▶ What to do:
Work out how many lines hold "assemblée". Give the number and nothing else.

begin Listed records

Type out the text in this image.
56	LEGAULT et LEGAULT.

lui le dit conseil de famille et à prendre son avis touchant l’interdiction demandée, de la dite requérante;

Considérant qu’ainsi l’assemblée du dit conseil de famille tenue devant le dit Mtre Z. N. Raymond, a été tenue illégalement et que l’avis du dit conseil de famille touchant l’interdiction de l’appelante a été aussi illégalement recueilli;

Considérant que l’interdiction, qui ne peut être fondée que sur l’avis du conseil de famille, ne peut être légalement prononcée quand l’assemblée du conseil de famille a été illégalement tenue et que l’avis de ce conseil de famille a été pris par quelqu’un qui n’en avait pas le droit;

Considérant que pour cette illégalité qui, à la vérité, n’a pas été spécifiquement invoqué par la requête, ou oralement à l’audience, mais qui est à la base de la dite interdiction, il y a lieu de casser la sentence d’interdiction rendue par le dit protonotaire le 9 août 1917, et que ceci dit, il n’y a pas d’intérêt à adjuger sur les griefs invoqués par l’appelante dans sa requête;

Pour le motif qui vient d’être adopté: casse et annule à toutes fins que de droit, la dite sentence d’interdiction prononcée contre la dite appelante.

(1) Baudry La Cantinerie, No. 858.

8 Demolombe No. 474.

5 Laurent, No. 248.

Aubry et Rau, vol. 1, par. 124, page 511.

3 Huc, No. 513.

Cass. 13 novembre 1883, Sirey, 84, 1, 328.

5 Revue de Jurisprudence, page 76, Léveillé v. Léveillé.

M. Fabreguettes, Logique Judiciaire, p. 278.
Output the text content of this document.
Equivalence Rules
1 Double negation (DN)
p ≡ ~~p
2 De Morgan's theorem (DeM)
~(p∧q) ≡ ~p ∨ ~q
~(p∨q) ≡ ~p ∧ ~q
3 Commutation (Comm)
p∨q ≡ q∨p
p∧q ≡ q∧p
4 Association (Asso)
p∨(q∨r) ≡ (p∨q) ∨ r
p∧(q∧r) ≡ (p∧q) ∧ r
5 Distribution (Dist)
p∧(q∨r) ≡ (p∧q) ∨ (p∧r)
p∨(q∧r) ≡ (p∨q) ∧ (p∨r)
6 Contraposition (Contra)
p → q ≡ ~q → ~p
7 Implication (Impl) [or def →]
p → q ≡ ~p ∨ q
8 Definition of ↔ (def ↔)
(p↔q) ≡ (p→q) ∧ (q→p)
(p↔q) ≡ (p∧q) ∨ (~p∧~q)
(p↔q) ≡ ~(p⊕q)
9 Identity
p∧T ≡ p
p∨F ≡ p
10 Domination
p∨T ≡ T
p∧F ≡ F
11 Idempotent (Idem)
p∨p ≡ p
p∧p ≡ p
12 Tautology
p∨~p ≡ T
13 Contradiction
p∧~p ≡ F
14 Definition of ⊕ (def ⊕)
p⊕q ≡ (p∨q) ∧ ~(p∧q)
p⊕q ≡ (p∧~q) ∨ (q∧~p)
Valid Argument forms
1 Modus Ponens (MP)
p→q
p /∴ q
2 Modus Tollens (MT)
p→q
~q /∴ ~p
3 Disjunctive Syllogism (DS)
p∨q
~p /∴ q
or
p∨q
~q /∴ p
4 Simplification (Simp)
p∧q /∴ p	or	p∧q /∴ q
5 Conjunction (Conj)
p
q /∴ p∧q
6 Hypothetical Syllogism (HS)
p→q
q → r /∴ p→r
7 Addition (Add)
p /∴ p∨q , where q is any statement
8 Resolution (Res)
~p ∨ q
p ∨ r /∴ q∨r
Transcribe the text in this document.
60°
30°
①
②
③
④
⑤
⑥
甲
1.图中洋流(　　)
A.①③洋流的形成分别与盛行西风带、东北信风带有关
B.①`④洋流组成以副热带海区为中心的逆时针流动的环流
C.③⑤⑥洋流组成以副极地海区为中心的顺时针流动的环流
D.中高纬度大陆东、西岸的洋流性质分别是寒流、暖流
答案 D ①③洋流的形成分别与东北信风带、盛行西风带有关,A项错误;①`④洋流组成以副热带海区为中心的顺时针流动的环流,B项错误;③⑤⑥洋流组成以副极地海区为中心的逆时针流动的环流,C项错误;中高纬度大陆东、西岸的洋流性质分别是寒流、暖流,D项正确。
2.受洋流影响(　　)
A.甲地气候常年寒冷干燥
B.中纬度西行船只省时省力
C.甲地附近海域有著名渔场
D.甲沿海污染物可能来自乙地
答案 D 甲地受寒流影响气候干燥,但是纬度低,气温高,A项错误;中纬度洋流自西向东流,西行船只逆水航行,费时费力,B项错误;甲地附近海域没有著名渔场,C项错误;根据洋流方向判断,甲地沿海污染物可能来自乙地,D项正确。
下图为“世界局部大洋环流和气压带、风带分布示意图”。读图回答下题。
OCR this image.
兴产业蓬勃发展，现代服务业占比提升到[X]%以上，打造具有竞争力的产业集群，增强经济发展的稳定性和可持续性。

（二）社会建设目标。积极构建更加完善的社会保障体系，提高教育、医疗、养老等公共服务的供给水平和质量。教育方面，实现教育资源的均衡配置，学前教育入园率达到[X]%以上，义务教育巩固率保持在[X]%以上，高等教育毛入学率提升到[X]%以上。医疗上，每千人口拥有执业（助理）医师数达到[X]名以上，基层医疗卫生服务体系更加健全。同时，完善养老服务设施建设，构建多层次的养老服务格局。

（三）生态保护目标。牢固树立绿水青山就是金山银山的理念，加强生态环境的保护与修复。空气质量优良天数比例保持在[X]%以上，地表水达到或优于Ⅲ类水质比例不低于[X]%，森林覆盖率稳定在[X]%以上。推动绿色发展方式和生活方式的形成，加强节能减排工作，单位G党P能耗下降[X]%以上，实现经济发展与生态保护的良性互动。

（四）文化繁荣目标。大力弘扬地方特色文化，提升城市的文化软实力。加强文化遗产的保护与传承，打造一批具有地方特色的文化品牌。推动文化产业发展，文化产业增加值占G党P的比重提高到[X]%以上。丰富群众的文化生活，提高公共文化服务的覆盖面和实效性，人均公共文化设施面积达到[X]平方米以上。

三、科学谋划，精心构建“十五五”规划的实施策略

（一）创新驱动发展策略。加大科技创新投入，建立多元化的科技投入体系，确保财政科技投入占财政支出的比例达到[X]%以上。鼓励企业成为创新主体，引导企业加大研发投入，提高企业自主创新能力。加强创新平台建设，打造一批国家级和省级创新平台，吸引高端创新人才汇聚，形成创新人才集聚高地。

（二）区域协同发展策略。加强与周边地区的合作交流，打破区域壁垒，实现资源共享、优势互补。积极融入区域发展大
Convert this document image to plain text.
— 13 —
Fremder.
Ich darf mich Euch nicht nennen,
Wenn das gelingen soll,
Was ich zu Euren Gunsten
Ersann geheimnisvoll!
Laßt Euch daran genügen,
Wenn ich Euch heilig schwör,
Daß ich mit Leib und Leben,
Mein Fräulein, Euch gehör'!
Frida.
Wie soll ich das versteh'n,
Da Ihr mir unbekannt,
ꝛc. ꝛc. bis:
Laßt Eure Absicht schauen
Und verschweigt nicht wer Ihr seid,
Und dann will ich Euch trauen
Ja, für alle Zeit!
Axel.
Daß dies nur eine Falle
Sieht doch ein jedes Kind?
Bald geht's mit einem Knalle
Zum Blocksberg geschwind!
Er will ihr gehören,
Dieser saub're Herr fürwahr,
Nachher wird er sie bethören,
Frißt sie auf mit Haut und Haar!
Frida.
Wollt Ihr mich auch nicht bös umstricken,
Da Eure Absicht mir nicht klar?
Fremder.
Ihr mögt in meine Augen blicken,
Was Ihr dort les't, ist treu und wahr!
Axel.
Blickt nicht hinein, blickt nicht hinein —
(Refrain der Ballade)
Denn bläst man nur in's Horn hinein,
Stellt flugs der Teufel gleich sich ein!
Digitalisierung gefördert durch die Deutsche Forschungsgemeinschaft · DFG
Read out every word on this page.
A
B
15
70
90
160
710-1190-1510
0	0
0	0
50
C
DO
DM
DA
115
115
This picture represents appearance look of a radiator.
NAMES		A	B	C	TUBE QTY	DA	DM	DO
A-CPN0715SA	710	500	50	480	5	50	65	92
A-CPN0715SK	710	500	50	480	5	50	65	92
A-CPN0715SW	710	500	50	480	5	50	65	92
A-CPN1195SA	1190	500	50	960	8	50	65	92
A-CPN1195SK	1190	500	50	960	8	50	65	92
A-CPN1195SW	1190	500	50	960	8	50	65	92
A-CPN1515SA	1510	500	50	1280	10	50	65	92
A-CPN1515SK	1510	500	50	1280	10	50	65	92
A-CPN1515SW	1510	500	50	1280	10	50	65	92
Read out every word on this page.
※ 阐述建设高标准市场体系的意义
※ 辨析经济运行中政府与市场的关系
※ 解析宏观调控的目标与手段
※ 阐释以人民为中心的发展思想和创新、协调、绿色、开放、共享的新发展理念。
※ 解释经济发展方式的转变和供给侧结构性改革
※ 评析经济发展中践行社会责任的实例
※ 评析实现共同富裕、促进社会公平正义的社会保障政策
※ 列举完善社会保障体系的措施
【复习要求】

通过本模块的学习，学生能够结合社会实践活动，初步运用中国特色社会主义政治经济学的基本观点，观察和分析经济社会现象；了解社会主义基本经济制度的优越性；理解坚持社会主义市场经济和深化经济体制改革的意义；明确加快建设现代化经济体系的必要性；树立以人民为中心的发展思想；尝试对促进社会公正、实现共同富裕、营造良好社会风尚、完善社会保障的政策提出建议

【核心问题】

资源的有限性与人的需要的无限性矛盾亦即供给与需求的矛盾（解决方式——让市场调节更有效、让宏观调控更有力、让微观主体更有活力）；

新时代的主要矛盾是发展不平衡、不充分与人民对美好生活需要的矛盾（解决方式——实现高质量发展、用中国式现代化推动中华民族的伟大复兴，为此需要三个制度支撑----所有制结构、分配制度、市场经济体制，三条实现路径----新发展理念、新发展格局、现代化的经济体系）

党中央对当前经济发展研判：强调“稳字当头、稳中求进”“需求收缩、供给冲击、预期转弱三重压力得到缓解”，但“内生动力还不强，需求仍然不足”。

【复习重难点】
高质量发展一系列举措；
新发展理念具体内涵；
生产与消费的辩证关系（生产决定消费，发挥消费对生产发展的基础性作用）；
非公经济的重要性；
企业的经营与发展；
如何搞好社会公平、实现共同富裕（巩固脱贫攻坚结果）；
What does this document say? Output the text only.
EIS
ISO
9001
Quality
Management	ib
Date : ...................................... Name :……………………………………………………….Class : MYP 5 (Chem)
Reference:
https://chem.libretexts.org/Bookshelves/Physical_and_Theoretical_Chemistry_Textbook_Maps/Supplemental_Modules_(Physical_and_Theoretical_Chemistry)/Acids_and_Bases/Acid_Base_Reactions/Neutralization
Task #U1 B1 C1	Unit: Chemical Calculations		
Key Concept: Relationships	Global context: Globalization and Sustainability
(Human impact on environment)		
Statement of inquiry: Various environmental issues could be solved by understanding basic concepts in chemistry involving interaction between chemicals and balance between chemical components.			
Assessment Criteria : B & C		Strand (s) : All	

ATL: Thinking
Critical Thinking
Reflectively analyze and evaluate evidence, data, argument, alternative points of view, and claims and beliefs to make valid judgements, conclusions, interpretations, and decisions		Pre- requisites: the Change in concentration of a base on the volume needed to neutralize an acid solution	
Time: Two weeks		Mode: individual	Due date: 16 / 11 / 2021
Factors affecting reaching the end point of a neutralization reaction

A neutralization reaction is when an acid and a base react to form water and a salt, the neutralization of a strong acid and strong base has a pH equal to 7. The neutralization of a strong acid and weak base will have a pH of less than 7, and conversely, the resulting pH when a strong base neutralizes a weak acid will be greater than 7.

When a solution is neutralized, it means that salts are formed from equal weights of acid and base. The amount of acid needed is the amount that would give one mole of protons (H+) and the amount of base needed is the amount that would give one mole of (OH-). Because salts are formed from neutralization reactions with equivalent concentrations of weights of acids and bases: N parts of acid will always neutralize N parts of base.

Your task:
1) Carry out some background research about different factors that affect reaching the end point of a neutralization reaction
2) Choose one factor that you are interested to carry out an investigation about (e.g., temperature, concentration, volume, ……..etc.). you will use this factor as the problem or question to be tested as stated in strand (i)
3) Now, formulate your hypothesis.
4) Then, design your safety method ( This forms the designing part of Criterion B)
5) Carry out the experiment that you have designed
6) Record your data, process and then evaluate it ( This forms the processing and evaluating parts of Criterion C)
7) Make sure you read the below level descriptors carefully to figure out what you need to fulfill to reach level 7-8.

end Listed records

▶ Written answer:
2